• Task details: Within the material below, find each line bearing the word "North" and present it.

• Stored records:
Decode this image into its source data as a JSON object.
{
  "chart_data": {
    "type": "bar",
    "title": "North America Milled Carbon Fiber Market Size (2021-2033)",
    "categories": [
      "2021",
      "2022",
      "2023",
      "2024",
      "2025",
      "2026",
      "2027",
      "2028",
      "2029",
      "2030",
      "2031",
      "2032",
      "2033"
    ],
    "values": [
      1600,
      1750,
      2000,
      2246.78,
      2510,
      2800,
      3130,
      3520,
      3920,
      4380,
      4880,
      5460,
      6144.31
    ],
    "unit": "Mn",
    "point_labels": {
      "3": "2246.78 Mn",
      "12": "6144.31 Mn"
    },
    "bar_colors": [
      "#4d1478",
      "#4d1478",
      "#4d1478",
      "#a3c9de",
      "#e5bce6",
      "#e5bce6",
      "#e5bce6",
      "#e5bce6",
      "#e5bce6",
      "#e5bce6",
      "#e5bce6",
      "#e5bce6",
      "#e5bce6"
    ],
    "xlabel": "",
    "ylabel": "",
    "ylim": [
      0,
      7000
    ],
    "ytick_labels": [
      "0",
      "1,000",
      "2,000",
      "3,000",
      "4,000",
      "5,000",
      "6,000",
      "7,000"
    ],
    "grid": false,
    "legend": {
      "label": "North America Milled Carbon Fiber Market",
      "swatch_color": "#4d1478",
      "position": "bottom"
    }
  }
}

• Result below:
    "title": "North America Milled Carbon Fiber Market Size (2021-2033)",
      "label": "North America Milled Carbon Fiber Market",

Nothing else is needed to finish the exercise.